** The task **
The data below needs to be returned exactly, line for line.

[Stored records]
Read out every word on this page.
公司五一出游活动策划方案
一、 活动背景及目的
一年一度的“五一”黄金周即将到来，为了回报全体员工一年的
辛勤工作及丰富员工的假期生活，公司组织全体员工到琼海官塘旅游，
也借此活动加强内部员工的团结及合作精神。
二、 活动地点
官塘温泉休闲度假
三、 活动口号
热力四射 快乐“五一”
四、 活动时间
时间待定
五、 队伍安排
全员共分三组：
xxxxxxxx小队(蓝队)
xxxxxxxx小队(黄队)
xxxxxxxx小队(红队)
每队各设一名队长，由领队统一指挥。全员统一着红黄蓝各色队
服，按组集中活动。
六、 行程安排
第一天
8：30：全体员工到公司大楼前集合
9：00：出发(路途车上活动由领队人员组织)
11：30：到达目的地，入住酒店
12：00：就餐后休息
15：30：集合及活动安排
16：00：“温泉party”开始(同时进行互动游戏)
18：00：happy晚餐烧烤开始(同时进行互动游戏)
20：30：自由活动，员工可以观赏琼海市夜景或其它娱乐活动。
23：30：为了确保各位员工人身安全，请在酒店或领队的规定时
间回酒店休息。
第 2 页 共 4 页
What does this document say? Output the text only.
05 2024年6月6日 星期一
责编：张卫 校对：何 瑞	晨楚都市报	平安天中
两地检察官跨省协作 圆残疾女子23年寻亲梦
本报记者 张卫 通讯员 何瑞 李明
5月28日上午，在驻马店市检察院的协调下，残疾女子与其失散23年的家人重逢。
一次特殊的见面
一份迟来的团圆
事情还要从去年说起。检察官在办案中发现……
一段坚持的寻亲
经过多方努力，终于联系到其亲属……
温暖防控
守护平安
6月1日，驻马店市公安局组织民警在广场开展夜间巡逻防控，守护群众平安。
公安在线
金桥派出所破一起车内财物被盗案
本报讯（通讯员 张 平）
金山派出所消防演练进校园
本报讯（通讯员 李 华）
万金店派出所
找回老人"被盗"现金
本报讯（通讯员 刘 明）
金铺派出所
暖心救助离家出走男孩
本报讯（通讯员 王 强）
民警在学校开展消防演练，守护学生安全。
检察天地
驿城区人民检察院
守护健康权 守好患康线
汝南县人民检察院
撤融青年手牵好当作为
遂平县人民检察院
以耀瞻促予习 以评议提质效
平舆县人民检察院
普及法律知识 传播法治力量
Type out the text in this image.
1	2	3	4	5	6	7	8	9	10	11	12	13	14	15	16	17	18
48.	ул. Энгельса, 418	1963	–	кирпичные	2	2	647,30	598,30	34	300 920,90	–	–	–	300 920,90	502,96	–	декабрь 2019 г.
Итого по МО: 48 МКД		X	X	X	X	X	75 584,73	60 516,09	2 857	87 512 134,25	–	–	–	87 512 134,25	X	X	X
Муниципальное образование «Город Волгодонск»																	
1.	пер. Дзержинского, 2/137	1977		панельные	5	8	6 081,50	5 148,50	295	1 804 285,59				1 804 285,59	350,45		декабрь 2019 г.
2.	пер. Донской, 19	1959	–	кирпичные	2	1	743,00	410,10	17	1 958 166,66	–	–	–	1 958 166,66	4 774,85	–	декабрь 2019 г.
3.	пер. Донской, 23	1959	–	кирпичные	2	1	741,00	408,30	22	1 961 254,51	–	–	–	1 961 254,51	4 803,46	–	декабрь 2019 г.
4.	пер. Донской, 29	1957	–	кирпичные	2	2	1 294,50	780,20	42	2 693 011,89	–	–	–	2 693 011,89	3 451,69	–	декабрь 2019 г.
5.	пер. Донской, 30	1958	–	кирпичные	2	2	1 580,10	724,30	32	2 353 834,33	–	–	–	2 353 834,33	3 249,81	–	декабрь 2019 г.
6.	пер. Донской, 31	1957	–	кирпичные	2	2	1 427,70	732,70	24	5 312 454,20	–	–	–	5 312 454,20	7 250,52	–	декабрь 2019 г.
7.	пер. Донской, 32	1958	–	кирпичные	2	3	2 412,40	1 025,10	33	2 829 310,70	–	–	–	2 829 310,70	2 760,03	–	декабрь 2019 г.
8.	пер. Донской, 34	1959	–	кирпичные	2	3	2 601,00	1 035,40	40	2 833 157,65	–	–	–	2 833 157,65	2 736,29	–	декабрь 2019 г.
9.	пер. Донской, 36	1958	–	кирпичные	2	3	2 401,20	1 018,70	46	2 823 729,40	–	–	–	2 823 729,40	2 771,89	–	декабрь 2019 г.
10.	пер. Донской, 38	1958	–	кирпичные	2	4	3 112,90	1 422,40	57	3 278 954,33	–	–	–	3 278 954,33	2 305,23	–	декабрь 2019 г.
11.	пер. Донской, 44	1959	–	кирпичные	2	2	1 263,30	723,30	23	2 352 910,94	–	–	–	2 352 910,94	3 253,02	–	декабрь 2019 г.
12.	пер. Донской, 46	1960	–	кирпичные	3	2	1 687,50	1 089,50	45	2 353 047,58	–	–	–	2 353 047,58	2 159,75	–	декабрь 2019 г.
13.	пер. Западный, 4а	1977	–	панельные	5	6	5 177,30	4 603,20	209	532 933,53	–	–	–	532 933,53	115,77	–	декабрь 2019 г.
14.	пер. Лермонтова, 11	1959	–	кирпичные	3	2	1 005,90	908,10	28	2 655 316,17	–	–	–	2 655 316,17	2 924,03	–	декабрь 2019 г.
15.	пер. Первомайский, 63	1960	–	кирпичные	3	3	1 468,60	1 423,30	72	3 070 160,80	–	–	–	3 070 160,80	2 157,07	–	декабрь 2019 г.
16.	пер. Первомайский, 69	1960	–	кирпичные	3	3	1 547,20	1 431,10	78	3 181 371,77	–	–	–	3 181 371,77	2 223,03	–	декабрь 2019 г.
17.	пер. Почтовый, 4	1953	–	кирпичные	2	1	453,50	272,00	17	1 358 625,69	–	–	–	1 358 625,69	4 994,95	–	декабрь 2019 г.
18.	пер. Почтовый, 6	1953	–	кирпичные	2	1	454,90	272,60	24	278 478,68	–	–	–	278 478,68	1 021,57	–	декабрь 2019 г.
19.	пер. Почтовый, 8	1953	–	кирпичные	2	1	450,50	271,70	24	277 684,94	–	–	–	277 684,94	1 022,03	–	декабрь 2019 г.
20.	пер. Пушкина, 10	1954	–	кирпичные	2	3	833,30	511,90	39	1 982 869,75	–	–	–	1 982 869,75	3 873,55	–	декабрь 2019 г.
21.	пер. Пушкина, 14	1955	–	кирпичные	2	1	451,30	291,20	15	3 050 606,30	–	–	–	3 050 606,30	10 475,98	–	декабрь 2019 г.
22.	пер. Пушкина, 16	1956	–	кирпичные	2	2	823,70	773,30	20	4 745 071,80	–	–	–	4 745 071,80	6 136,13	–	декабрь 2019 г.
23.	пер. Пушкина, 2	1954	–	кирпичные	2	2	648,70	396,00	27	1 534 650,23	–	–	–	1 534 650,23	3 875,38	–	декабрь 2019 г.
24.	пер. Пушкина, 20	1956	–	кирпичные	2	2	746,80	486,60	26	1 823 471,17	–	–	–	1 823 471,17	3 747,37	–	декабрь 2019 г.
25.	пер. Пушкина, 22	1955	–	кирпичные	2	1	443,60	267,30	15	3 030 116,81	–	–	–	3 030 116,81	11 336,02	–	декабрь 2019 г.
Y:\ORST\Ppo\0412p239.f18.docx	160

** Exercise solution **
Read out every word on this page.
公司五一出游活动策划方案
一、 活动背景及目的
一年一度的“五一”黄金周即将到来，为了回报全体员工一年的
辛勤工作及丰富员工的假期生活，公司组织全体员工到琼海官塘旅游，
也借此活动加强内部员工的团结及合作精神。
二、 活动地点
官塘温泉休闲度假
三、 活动口号
热力四射 快乐“五一”
四、 活动时间
时间待定
五、 队伍安排
全员共分三组：
xxxxxxxx小队(蓝队)
xxxxxxxx小队(黄队)
xxxxxxxx小队(红队)
每队各设一名队长，由领队统一指挥。全员统一着红黄蓝各色队
服，按组集中活动。
六、 行程安排
第一天
8：30：全体员工到公司大楼前集合
9：00：出发(路途车上活动由领队人员组织)
11：30：到达目的地，入住酒店
12：00：就餐后休息
15：30：集合及活动安排
16：00：“温泉party”开始(同时进行互动游戏)
18：00：happy晚餐烧烤开始(同时进行互动游戏)
20：30：自由活动，员工可以观赏琼海市夜景或其它娱乐活动。
23：30：为了确保各位员工人身安全，请在酒店或领队的规定时
间回酒店休息。
第 2 页 共 4 页
What does this document say? Output the text only.
05 2024年6月6日 星期一
责编：张卫 校对：何 瑞	晨楚都市报	平安天中
两地检察官跨省协作 圆残疾女子23年寻亲梦
本报记者 张卫 通讯员 何瑞 李明
5月28日上午，在驻马店市检察院的协调下，残疾女子与其失散23年的家人重逢。
一次特殊的见面
一份迟来的团圆
事情还要从去年说起。检察官在办案中发现……
一段坚持的寻亲
经过多方努力，终于联系到其亲属……
温暖防控
守护平安
6月1日，驻马店市公安局组织民警在广场开展夜间巡逻防控，守护群众平安。
公安在线
金桥派出所破一起车内财物被盗案
本报讯（通讯员 张 平）
金山派出所消防演练进校园
本报讯（通讯员 李 华）
万金店派出所
找回老人"被盗"现金
本报讯（通讯员 刘 明）
金铺派出所
暖心救助离家出走男孩
本报讯（通讯员 王 强）
民警在学校开展消防演练，守护学生安全。
检察天地
驿城区人民检察院
守护健康权 守好患康线
汝南县人民检察院
撤融青年手牵好当作为
遂平县人民检察院
以耀瞻促予习 以评议提质效
平舆县人民检察院
普及法律知识 传播法治力量
Type out the text in this image.
1	2	3	4	5	6	7	8	9	10	11	12	13	14	15	16	17	18
48.	ул. Энгельса, 418	1963	–	кирпичные	2	2	647,30	598,30	34	300 920,90	–	–	–	300 920,90	502,96	–	декабрь 2019 г.
Итого по МО: 48 МКД		X	X	X	X	X	75 584,73	60 516,09	2 857	87 512 134,25	–	–	–	87 512 134,25	X	X	X
Муниципальное образование «Город Волгодонск»																	
1.	пер. Дзержинского, 2/137	1977		панельные	5	8	6 081,50	5 148,50	295	1 804 285,59				1 804 285,59	350,45		декабрь 2019 г.
2.	пер. Донской, 19	1959	–	кирпичные	2	1	743,00	410,10	17	1 958 166,66	–	–	–	1 958 166,66	4 774,85	–	декабрь 2019 г.
3.	пер. Донской, 23	1959	–	кирпичные	2	1	741,00	408,30	22	1 961 254,51	–	–	–	1 961 254,51	4 803,46	–	декабрь 2019 г.
4.	пер. Донской, 29	1957	–	кирпичные	2	2	1 294,50	780,20	42	2 693 011,89	–	–	–	2 693 011,89	3 451,69	–	декабрь 2019 г.
5.	пер. Донской, 30	1958	–	кирпичные	2	2	1 580,10	724,30	32	2 353 834,33	–	–	–	2 353 834,33	3 249,81	–	декабрь 2019 г.
6.	пер. Донской, 31	1957	–	кирпичные	2	2	1 427,70	732,70	24	5 312 454,20	–	–	–	5 312 454,20	7 250,52	–	декабрь 2019 г.
7.	пер. Донской, 32	1958	–	кирпичные	2	3	2 412,40	1 025,10	33	2 829 310,70	–	–	–	2 829 310,70	2 760,03	–	декабрь 2019 г.
8.	пер. Донской, 34	1959	–	кирпичные	2	3	2 601,00	1 035,40	40	2 833 157,65	–	–	–	2 833 157,65	2 736,29	–	декабрь 2019 г.
9.	пер. Донской, 36	1958	–	кирпичные	2	3	2 401,20	1 018,70	46	2 823 729,40	–	–	–	2 823 729,40	2 771,89	–	декабрь 2019 г.
10.	пер. Донской, 38	1958	–	кирпичные	2	4	3 112,90	1 422,40	57	3 278 954,33	–	–	–	3 278 954,33	2 305,23	–	декабрь 2019 г.
11.	пер. Донской, 44	1959	–	кирпичные	2	2	1 263,30	723,30	23	2 352 910,94	–	–	–	2 352 910,94	3 253,02	–	декабрь 2019 г.
12.	пер. Донской, 46	1960	–	кирпичные	3	2	1 687,50	1 089,50	45	2 353 047,58	–	–	–	2 353 047,58	2 159,75	–	декабрь 2019 г.
13.	пер. Западный, 4а	1977	–	панельные	5	6	5 177,30	4 603,20	209	532 933,53	–	–	–	532 933,53	115,77	–	декабрь 2019 г.
14.	пер. Лермонтова, 11	1959	–	кирпичные	3	2	1 005,90	908,10	28	2 655 316,17	–	–	–	2 655 316,17	2 924,03	–	декабрь 2019 г.
15.	пер. Первомайский, 63	1960	–	кирпичные	3	3	1 468,60	1 423,30	72	3 070 160,80	–	–	–	3 070 160,80	2 157,07	–	декабрь 2019 г.
16.	пер. Первомайский, 69	1960	–	кирпичные	3	3	1 547,20	1 431,10	78	3 181 371,77	–	–	–	3 181 371,77	2 223,03	–	декабрь 2019 г.
17.	пер. Почтовый, 4	1953	–	кирпичные	2	1	453,50	272,00	17	1 358 625,69	–	–	–	1 358 625,69	4 994,95	–	декабрь 2019 г.
18.	пер. Почтовый, 6	1953	–	кирпичные	2	1	454,90	272,60	24	278 478,68	–	–	–	278 478,68	1 021,57	–	декабрь 2019 г.
19.	пер. Почтовый, 8	1953	–	кирпичные	2	1	450,50	271,70	24	277 684,94	–	–	–	277 684,94	1 022,03	–	декабрь 2019 г.
20.	пер. Пушкина, 10	1954	–	кирпичные	2	3	833,30	511,90	39	1 982 869,75	–	–	–	1 982 869,75	3 873,55	–	декабрь 2019 г.
21.	пер. Пушкина, 14	1955	–	кирпичные	2	1	451,30	291,20	15	3 050 606,30	–	–	–	3 050 606,30	10 475,98	–	декабрь 2019 г.
22.	пер. Пушкина, 16	1956	–	кирпичные	2	2	823,70	773,30	20	4 745 071,80	–	–	–	4 745 071,80	6 136,13	–	декабрь 2019 г.
23.	пер. Пушкина, 2	1954	–	кирпичные	2	2	648,70	396,00	27	1 534 650,23	–	–	–	1 534 650,23	3 875,38	–	декабрь 2019 г.
24.	пер. Пушкина, 20	1956	–	кирпичные	2	2	746,80	486,60	26	1 823 471,17	–	–	–	1 823 471,17	3 747,37	–	декабрь 2019 г.
25.	пер. Пушкина, 22	1955	–	кирпичные	2	1	443,60	267,30	15	3 030 116,81	–	–	–	3 030 116,81	11 336,02	–	декабрь 2019 г.
Y:\ORST\Ppo\0412p239.f18.docx	160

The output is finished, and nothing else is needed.